> Data rows
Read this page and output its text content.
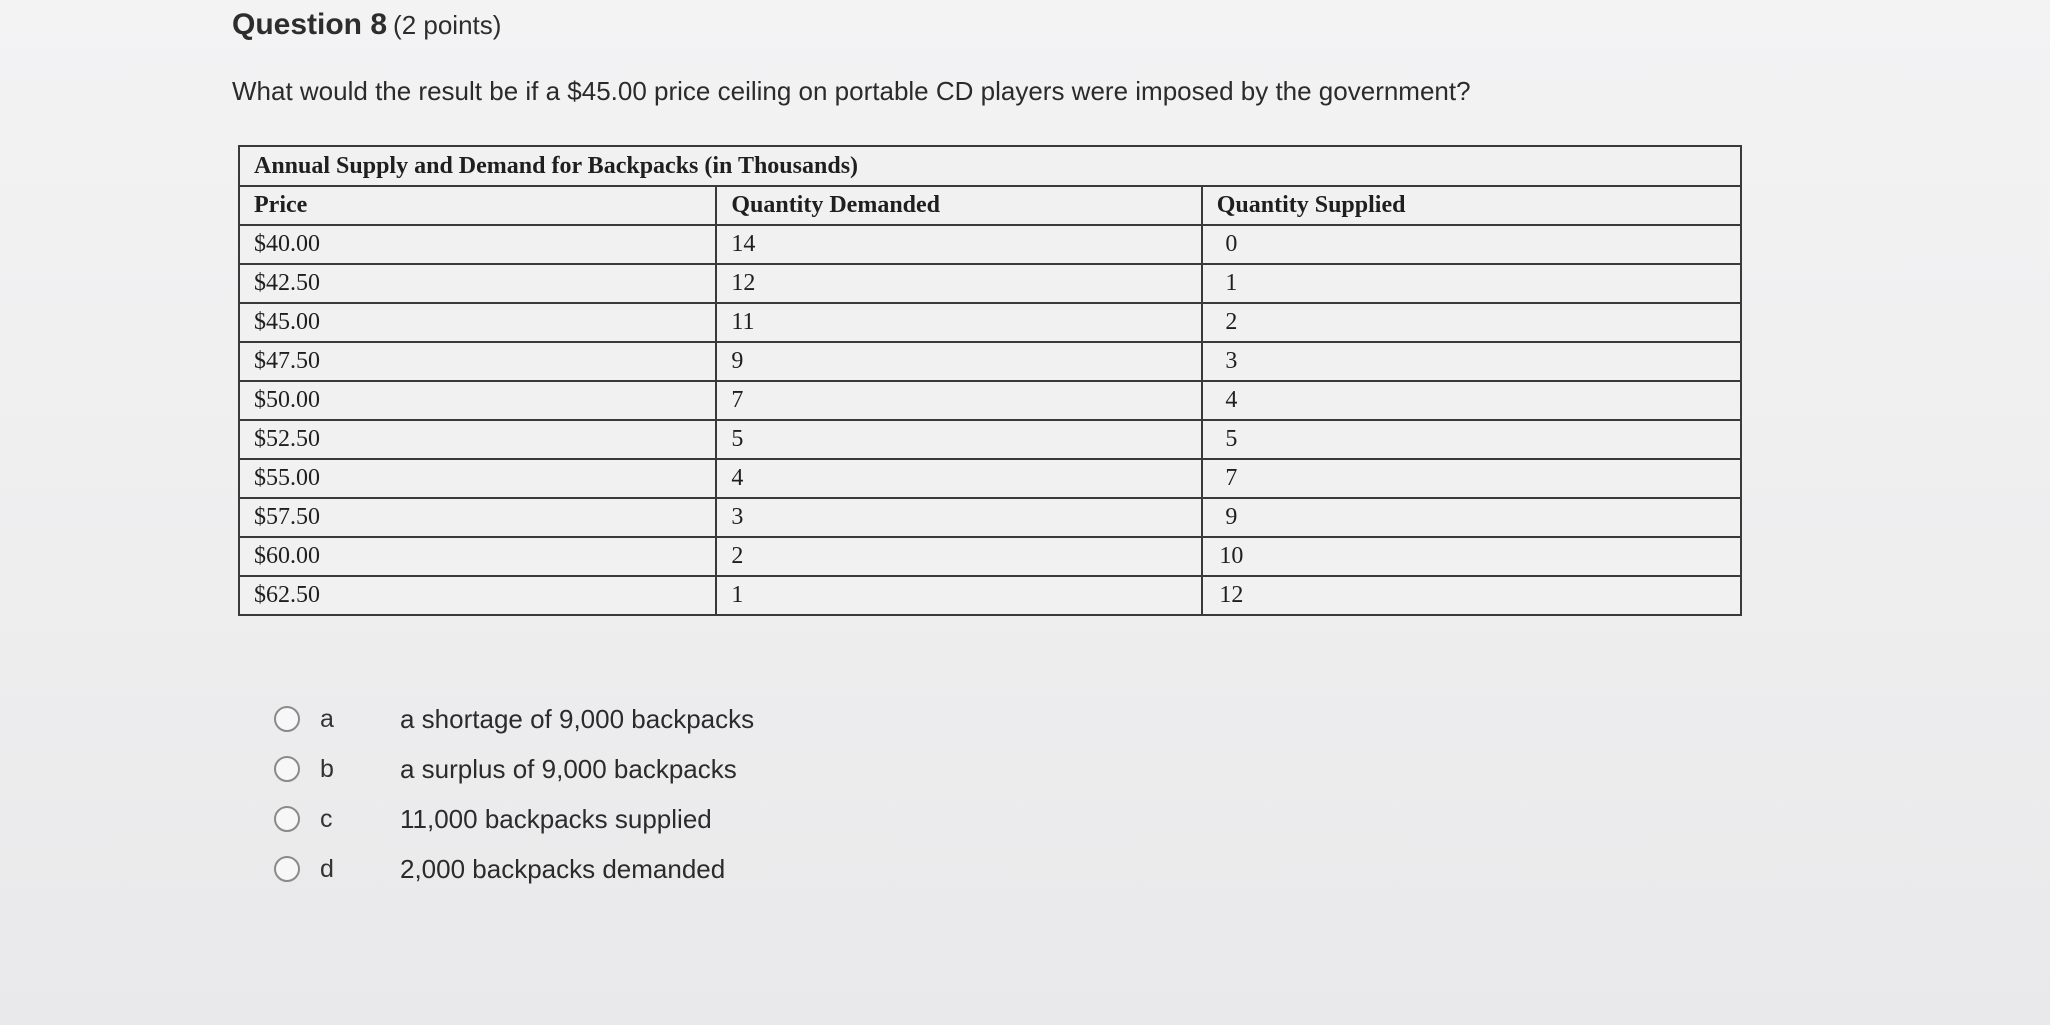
Question 8 (2 points)

What would the result be if a $45.00 price ceiling on portable CD players were imposed by the government?

Annual Supply and Demand for Backpacks (in Thousands)		
Price	Quantity Demanded	Quantity Supplied
$40.00	14	0
$42.50	12	1
$45.00	11	2
$47.50	9	3
$50.00	7	4
$52.50	5	5
$55.00	4	7
$57.50	3	9
$60.00	2	10
$62.50	1	12
a	a shortage of 9,000 backpacks
b	a surplus of 9,000 backpacks
c	11,000 backpacks supplied
d	2,000 backpacks demanded
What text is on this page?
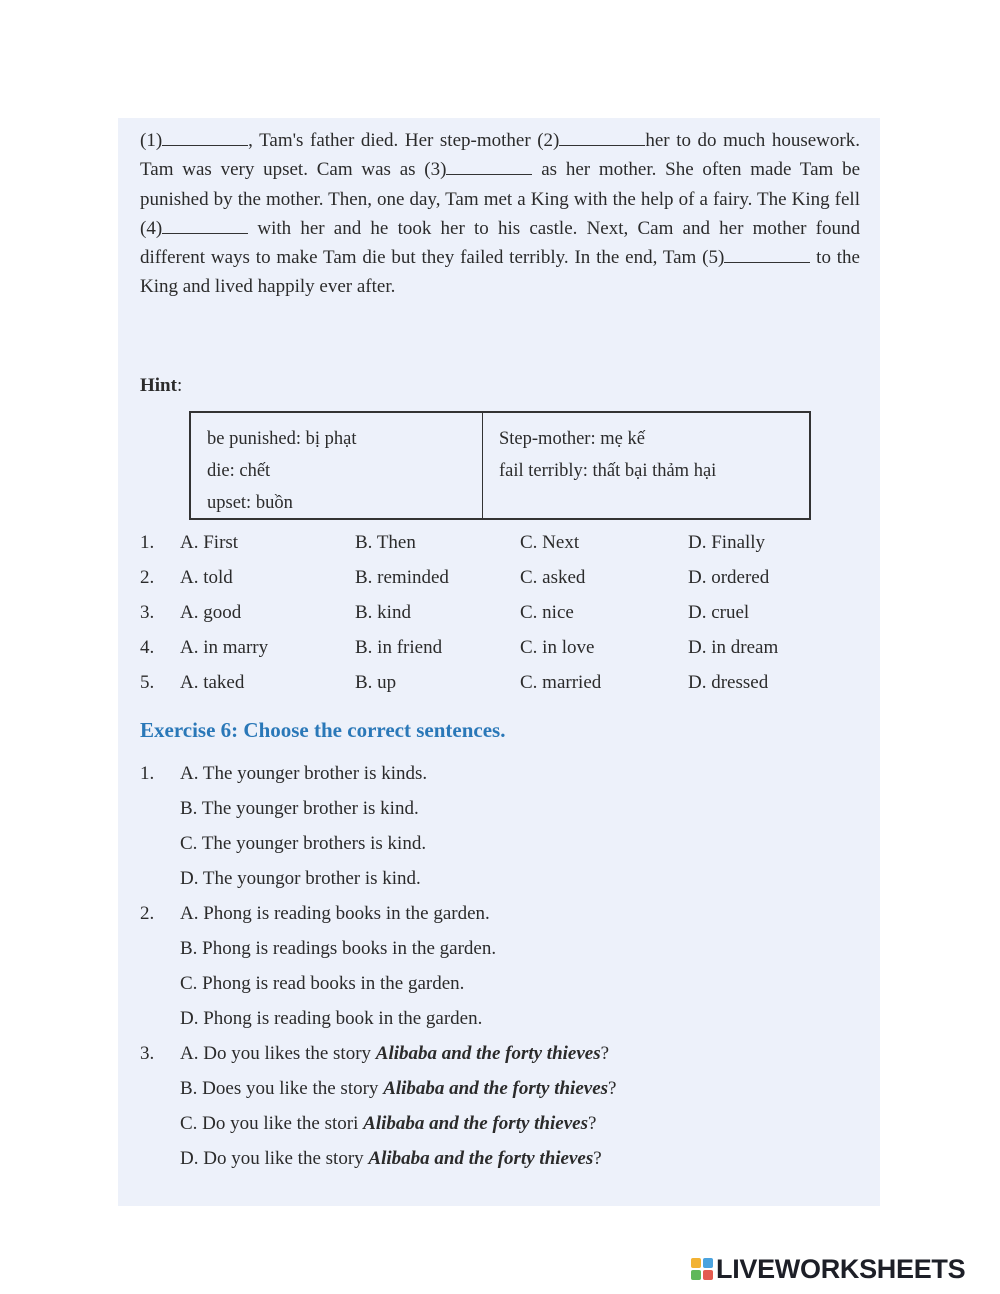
(1)	, Tam's father died. Her step-mother (2)	her to do much housework. Tam was very upset. Cam was as (3)	as her mother. She often made Tam be punished by the mother. Then, one day, Tam met a King with the help of a fairy. The King fell (4)	with her and he took her to his castle. Next, Cam and her mother found different ways to make Tam die but they failed terribly. In the end, Tam (5)	to the King and lived happily ever after.
Hint:
be punished: bị phạt
die: chết
upset: buồn
Step-mother: mẹ kế
fail terribly: thất bại thảm hại
1. A. First	B. Then	C. Next	D. Finally
2. A. told	B. reminded	C. asked	D. ordered
3. A. good	B. kind	C. nice	D. cruel
4. A. in marry	B. in friend	C. in love	D. in dream
5. A. taked	B. up	C. married	D. dressed
Exercise 6: Choose the correct sentences.
1. A. The younger brother is kinds.
B. The younger brother is kind.
C. The younger brothers is kind.
D. The youngor brother is kind.
2. A. Phong is reading books in the garden.
B. Phong is readings books in the garden.
C. Phong is read books in the garden.
D. Phong is reading book in the garden.
3. A. Do you likes the story Alibaba and the forty thieves?
B. Does you like the story Alibaba and the forty thieves?
C. Do you like the stori Alibaba and the forty thieves?
D. Do you like the story Alibaba and the forty thieves?
LIVEWORKSHEETS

> Your task
Pull every line containing "Then" out of the data above.

> Written solution
(1)	, Tam's father died. Her step-mother (2)	her to do much housework. Tam was very upset. Cam was as (3)	as her mother. She often made Tam be punished by the mother. Then, one day, Tam met a King with the help of a fairy. The King fell (4)	with her and he took her to his castle. Next, Cam and her mother found different ways to make Tam die but they failed terribly. In the end, Tam (5)	to the King and lived happily ever after.
1. A. First	B. Then	C. Next	D. Finally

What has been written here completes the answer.